# Data listing
--- START ---
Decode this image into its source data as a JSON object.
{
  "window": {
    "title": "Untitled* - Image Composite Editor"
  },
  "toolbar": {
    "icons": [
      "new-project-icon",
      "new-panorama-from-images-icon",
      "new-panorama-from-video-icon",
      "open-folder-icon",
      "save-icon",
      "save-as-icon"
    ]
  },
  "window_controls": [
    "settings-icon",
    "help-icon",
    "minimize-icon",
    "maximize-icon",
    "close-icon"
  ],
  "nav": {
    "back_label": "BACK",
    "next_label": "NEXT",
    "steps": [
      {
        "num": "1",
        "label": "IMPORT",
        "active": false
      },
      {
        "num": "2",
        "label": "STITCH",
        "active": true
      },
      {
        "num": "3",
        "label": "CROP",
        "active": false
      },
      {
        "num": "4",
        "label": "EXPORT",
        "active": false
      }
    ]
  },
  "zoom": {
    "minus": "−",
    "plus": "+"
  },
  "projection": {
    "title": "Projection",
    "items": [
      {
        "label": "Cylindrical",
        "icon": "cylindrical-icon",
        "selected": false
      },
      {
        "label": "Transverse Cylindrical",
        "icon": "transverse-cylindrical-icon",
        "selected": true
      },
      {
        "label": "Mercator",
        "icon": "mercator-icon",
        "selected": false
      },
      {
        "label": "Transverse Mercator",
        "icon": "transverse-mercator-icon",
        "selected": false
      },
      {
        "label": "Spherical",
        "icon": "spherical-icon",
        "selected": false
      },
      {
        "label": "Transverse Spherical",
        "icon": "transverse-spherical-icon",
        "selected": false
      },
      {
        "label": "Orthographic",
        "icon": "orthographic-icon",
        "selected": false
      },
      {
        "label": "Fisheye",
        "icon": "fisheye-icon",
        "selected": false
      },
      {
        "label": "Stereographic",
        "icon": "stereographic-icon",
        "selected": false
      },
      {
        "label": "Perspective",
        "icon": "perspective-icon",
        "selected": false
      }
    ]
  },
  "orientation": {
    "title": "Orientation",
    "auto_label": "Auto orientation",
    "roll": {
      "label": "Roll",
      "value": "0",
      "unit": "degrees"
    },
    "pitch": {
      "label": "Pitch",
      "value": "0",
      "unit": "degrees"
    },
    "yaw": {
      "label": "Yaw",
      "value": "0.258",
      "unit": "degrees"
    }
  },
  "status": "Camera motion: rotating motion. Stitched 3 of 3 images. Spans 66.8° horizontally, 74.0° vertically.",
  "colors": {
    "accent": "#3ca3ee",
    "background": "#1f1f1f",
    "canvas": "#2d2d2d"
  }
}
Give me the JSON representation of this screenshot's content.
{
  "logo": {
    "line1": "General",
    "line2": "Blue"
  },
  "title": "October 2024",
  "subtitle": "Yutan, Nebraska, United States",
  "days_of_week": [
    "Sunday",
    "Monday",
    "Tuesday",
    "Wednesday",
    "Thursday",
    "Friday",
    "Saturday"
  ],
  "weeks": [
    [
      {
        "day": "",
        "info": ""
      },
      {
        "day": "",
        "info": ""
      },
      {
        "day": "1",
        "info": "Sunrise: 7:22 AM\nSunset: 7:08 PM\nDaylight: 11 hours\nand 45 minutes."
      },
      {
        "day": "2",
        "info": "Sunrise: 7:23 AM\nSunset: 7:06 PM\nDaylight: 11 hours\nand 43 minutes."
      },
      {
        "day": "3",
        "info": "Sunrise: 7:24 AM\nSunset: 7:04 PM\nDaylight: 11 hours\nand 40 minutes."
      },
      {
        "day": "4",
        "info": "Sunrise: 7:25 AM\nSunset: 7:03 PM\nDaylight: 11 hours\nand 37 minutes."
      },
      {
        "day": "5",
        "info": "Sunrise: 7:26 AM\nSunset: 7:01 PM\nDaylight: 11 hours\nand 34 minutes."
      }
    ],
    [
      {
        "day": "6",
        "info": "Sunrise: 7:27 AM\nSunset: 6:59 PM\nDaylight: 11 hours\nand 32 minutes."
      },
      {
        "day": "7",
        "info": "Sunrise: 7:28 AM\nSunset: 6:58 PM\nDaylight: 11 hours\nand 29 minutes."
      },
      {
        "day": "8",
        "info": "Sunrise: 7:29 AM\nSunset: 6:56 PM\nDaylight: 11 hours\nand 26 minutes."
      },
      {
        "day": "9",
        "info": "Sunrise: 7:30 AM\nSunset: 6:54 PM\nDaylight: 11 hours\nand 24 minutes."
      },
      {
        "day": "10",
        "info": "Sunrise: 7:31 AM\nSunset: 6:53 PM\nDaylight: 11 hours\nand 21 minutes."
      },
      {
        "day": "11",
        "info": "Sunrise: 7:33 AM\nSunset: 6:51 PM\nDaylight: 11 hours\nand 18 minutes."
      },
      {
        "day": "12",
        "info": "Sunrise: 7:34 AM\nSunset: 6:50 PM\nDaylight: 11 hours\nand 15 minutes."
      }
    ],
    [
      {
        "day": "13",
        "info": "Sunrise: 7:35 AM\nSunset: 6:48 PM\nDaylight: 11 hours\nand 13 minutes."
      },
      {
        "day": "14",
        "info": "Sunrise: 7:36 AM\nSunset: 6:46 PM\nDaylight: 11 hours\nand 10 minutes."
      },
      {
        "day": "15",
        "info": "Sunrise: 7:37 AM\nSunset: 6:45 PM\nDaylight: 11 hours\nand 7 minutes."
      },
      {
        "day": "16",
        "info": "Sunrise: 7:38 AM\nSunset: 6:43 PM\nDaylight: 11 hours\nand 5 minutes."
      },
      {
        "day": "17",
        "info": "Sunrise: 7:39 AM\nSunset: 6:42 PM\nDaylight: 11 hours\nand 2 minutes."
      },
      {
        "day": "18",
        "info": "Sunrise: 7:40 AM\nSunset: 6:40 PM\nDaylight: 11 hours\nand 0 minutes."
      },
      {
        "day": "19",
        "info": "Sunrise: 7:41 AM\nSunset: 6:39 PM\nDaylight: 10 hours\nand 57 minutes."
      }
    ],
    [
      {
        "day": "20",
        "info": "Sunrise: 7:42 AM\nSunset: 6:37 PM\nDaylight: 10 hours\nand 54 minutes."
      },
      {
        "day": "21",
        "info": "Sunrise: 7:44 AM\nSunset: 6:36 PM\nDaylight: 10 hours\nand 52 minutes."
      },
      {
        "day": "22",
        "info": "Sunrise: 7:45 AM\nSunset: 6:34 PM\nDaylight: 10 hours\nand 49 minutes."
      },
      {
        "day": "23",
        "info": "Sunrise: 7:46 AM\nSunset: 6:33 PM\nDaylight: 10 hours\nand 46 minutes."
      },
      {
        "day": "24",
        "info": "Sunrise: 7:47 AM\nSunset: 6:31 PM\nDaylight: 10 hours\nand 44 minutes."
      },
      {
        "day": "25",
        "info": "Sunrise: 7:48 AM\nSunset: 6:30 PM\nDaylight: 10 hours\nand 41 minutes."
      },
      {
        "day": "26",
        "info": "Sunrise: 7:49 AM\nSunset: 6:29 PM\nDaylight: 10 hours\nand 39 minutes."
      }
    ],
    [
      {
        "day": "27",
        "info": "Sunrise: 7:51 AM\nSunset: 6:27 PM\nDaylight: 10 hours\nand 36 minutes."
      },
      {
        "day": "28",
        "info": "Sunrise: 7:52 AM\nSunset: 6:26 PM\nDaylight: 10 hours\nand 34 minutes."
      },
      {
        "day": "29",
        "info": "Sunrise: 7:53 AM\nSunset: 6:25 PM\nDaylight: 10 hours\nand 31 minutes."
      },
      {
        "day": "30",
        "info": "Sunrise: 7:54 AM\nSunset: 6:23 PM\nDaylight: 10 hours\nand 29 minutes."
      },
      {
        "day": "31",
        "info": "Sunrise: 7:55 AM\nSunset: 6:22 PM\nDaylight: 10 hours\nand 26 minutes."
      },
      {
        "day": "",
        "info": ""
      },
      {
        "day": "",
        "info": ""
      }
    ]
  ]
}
--- END ---
# WRITTEN PROBLEM
Only the number is needed here: how many lines of the records contain "this"?

# THE OUTPUT
2